Stated goal
Filter the entries below, keeping only lines with the word "stacks".

Available data

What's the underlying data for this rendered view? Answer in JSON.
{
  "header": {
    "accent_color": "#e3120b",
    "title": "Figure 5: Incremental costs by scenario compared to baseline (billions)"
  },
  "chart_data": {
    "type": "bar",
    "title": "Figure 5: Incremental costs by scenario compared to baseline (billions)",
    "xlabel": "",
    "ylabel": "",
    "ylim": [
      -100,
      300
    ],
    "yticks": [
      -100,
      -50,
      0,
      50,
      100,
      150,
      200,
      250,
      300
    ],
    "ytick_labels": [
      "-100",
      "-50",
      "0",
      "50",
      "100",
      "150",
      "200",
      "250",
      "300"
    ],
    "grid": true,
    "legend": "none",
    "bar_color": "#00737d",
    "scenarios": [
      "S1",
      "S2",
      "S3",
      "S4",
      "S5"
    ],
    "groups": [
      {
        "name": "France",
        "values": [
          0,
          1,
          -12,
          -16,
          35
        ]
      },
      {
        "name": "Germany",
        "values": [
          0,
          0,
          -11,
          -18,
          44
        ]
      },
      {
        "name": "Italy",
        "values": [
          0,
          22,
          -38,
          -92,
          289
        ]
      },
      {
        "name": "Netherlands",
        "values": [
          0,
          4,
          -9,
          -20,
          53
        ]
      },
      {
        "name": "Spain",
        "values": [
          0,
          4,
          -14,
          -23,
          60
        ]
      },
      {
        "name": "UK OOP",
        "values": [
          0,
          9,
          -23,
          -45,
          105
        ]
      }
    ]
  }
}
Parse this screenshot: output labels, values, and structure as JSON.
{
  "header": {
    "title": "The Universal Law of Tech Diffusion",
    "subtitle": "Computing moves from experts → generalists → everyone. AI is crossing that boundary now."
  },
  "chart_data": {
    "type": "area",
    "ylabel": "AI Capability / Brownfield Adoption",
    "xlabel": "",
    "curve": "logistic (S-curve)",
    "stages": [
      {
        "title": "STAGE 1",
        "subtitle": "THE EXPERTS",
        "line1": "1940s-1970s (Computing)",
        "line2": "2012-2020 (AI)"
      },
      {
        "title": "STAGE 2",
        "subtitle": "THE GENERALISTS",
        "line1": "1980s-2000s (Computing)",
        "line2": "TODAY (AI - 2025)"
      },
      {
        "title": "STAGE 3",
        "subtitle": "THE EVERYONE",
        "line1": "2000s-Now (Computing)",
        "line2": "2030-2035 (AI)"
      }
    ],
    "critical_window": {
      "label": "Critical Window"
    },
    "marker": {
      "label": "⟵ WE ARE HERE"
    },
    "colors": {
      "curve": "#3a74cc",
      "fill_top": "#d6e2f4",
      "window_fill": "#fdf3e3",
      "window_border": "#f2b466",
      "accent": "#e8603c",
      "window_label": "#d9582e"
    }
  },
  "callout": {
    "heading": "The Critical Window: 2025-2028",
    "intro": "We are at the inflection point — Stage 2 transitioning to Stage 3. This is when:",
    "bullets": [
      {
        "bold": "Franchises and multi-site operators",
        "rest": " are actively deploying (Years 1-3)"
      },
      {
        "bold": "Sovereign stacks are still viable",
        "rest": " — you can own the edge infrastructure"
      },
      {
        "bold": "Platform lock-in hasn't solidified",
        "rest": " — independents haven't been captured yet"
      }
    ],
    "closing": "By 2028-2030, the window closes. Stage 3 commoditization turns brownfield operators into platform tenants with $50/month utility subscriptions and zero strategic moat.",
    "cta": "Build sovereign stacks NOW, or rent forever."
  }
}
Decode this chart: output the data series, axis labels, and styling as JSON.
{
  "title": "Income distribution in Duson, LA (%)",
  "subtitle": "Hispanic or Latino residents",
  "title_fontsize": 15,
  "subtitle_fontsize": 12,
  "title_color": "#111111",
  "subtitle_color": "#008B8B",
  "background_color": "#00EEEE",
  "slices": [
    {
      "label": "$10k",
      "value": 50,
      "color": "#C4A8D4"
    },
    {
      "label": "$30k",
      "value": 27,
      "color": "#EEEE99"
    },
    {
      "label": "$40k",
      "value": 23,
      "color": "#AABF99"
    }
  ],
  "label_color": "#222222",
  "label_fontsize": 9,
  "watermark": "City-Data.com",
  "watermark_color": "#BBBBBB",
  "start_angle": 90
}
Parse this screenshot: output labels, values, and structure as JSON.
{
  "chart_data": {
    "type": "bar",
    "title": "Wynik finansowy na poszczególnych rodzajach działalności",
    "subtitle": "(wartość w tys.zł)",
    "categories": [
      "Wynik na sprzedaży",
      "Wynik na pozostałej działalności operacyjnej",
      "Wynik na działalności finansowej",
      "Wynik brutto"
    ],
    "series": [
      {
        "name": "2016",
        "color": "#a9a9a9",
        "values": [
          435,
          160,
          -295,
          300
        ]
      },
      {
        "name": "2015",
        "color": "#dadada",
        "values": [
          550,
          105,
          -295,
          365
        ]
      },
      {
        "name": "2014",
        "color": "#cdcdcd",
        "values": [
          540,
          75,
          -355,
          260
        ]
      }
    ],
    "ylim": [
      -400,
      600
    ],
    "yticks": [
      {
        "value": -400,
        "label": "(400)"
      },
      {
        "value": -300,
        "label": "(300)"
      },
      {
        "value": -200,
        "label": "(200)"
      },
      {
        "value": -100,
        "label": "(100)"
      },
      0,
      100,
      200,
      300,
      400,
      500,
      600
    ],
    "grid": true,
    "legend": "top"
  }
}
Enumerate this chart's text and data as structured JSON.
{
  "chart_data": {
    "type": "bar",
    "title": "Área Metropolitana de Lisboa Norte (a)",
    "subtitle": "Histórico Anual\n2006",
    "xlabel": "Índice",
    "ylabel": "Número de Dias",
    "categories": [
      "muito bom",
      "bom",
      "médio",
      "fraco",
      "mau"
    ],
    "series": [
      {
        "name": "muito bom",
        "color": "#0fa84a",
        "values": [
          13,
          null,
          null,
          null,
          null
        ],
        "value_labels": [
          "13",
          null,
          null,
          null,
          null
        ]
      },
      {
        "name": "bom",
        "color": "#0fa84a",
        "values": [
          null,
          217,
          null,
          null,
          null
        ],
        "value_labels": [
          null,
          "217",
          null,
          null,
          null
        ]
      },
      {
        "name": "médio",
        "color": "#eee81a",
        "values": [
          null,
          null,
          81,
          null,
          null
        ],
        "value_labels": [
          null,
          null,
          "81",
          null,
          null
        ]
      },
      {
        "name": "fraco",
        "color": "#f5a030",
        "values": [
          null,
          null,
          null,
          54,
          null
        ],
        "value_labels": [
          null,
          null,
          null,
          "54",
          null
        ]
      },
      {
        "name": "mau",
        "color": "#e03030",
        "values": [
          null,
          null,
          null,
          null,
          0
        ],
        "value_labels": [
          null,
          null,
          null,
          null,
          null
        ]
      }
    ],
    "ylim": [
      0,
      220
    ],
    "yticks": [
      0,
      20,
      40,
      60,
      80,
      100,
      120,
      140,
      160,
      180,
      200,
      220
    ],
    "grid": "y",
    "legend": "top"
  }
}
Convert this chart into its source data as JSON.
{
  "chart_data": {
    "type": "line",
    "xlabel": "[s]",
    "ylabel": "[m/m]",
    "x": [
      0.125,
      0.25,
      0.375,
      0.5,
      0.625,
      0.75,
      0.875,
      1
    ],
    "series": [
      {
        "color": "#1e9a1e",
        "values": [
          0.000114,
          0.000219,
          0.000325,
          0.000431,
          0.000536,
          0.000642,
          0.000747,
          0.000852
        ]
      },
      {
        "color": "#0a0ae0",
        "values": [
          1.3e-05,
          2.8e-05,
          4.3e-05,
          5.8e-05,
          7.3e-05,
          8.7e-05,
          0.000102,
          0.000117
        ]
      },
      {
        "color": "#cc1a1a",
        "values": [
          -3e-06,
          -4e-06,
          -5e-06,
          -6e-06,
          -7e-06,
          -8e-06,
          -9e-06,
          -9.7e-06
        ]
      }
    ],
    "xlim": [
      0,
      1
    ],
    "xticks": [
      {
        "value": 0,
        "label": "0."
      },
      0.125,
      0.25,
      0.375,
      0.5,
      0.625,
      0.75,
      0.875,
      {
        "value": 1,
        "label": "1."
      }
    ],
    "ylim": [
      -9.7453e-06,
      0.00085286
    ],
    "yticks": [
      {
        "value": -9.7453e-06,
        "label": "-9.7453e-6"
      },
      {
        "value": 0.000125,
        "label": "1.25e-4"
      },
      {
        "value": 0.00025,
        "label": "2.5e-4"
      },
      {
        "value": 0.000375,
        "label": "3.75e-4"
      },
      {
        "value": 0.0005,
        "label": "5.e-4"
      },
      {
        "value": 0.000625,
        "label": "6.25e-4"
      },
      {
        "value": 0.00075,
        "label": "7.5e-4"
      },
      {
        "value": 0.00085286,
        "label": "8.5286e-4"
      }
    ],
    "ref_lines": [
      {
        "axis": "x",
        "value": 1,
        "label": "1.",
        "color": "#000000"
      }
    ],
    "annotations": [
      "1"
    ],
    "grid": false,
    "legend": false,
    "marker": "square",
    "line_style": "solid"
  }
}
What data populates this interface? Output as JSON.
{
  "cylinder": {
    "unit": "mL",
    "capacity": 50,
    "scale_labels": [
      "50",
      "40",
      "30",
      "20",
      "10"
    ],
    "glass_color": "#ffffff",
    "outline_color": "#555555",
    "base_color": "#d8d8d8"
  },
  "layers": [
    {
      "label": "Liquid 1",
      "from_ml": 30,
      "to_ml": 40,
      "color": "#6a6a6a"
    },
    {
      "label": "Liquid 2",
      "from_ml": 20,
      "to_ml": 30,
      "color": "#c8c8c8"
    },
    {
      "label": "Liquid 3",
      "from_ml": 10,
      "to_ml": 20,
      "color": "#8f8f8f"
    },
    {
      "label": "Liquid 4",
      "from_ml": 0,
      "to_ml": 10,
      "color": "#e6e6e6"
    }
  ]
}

Answer to the problem
        "bold": "Sovereign stacks are still viable",
    "cta": "Build sovereign stacks NOW, or rent forever."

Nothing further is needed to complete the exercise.